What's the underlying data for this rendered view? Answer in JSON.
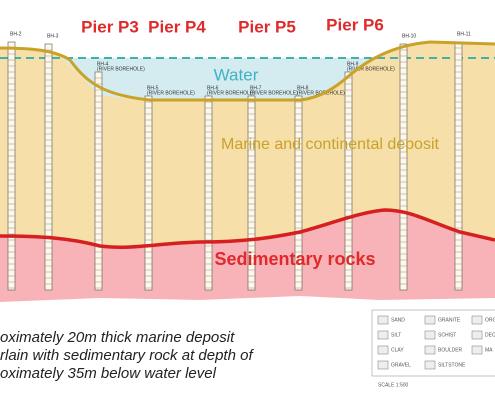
{
  "pier_labels": [
    "Pier P3",
    "Pier P4",
    "Pier P5",
    "Pier P6"
  ],
  "layers": {
    "water": "Water",
    "deposit": "Marine and continental deposit",
    "rock": "Sedimentary rocks"
  },
  "boreholes": [
    "BH-2",
    "BH-3",
    "BH-4",
    "BH-5",
    "BH-6",
    "BH-7",
    "BH-8",
    "BH-9",
    "BH-10",
    "BH-11"
  ],
  "borehole_note": "(RIVER BOREHOLE)",
  "caption": [
    "oximately 20m thick marine deposit",
    "rlain with sedimentary rock at depth of",
    "oximately 35m below water level"
  ],
  "legend": {
    "items": [
      [
        "SAND",
        "GRANITE",
        "ORG"
      ],
      [
        "SILT",
        "SCHIST",
        "DEC"
      ],
      [
        "CLAY",
        "BOULDER",
        "MA"
      ],
      [
        "GRAVEL",
        "SILTSTONE",
        null
      ]
    ],
    "scale": "SCALE 1:500"
  }
}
□ □ □ □ □ □ □
--- Task goal ---
Copy the records above exactly, omitting every picture.

--- Correct response ---
What's the underlying data for this rendered view? Answer in JSON.
{
  "pier_labels": [
    "Pier P3",
    "Pier P4",
    "Pier P5",
    "Pier P6"
  ],
  "layers": {
    "water": "Water",
    "deposit": "Marine and continental deposit",
    "rock": "Sedimentary rocks"
  },
  "boreholes": [
    "BH-2",
    "BH-3",
    "BH-4",
    "BH-5",
    "BH-6",
    "BH-7",
    "BH-8",
    "BH-9",
    "BH-10",
    "BH-11"
  ],
  "borehole_note": "(RIVER BOREHOLE)",
  "caption": [
    "oximately 20m thick marine deposit",
    "rlain with sedimentary rock at depth of",
    "oximately 35m below water level"
  ],
  "legend": {
    "items": [
      [
        "SAND",
        "GRANITE",
        "ORG"
      ],
      [
        "SILT",
        "SCHIST",
        "DEC"
      ],
      [
        "CLAY",
        "BOULDER",
        "MA"
      ],
      [
        "GRAVEL",
        "SILTSTONE",
        null
      ]
    ],
    "scale": "SCALE 1:500"
  }
}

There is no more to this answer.